>>>
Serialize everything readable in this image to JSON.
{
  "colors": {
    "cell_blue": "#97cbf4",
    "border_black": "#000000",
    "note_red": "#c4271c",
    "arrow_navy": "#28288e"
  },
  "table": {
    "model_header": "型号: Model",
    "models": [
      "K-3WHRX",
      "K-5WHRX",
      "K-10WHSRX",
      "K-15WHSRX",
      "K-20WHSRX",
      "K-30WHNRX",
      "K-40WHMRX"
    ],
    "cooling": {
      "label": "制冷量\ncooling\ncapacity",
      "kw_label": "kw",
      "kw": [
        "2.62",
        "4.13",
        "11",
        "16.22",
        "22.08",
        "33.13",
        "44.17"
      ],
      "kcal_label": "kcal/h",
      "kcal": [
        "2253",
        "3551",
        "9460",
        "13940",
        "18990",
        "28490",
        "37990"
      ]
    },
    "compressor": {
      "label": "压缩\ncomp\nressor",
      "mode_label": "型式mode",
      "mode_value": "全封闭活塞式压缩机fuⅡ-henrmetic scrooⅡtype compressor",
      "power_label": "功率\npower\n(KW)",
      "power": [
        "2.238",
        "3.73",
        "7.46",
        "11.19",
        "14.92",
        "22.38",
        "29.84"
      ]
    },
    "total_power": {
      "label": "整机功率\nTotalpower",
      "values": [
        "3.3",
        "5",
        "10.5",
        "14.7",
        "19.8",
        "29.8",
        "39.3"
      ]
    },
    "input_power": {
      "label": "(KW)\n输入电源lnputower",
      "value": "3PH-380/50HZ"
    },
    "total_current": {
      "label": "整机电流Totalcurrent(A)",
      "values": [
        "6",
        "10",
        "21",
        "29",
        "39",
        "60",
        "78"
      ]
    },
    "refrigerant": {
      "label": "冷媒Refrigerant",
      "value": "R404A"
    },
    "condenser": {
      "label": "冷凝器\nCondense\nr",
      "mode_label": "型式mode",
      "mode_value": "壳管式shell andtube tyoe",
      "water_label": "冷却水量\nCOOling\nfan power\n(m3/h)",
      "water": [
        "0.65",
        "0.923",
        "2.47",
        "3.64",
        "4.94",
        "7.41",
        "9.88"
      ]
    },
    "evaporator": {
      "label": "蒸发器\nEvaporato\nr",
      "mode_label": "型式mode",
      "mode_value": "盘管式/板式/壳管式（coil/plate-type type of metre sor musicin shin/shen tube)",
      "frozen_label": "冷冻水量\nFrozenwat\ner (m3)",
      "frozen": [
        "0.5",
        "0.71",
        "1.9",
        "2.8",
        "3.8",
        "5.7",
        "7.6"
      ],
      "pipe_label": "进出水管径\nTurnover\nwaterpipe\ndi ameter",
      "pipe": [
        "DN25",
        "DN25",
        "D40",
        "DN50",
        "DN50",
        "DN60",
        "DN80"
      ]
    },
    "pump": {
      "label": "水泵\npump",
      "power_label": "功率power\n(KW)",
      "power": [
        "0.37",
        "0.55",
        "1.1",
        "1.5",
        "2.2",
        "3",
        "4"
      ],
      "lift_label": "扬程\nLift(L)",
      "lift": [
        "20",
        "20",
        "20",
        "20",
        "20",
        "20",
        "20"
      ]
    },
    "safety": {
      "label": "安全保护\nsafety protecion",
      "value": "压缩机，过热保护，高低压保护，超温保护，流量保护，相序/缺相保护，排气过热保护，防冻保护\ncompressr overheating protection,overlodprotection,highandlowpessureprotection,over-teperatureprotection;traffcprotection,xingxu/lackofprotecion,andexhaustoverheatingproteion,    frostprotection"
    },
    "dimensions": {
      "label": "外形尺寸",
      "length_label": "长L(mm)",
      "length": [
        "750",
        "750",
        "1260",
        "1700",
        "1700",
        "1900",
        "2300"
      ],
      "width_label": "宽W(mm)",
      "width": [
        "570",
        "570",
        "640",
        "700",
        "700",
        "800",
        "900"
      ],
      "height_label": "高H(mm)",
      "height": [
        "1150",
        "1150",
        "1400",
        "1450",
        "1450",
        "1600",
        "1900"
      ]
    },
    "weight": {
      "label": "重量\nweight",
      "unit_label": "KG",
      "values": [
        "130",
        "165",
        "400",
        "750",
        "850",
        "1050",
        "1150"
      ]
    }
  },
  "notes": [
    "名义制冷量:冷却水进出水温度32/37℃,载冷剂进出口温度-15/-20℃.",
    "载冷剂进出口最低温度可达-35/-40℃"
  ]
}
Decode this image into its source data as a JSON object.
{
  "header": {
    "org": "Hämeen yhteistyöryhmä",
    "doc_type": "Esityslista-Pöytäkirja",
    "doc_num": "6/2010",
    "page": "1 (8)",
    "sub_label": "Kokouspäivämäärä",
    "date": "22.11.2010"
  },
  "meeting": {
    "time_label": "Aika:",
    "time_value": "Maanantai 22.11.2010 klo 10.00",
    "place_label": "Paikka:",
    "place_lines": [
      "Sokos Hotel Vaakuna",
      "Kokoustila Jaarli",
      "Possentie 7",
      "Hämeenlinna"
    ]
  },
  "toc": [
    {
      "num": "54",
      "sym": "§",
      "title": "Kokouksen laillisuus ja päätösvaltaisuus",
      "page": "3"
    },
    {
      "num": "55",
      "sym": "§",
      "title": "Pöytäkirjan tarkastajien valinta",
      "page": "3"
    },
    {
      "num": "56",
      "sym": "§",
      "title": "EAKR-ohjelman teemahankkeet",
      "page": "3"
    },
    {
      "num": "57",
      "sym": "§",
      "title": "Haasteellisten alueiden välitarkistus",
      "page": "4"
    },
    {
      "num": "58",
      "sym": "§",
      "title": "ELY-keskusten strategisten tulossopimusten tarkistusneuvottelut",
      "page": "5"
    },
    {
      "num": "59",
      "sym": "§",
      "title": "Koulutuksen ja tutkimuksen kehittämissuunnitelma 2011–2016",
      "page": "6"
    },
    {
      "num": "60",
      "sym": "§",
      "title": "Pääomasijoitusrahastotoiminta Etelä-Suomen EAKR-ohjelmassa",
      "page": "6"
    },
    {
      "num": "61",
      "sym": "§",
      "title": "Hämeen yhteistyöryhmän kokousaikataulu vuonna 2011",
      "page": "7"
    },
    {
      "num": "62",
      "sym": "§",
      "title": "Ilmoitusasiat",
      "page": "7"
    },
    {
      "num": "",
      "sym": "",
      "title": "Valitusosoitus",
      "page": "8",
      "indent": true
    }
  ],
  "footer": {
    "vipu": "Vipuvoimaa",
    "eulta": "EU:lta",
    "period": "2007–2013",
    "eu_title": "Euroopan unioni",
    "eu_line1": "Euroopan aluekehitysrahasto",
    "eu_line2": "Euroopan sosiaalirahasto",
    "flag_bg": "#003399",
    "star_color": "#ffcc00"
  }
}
<<<
» **What is asked**
State how many lines of the listing hold the string "compressor"; reply with the number and nothing else.

» **Exercise solution**
2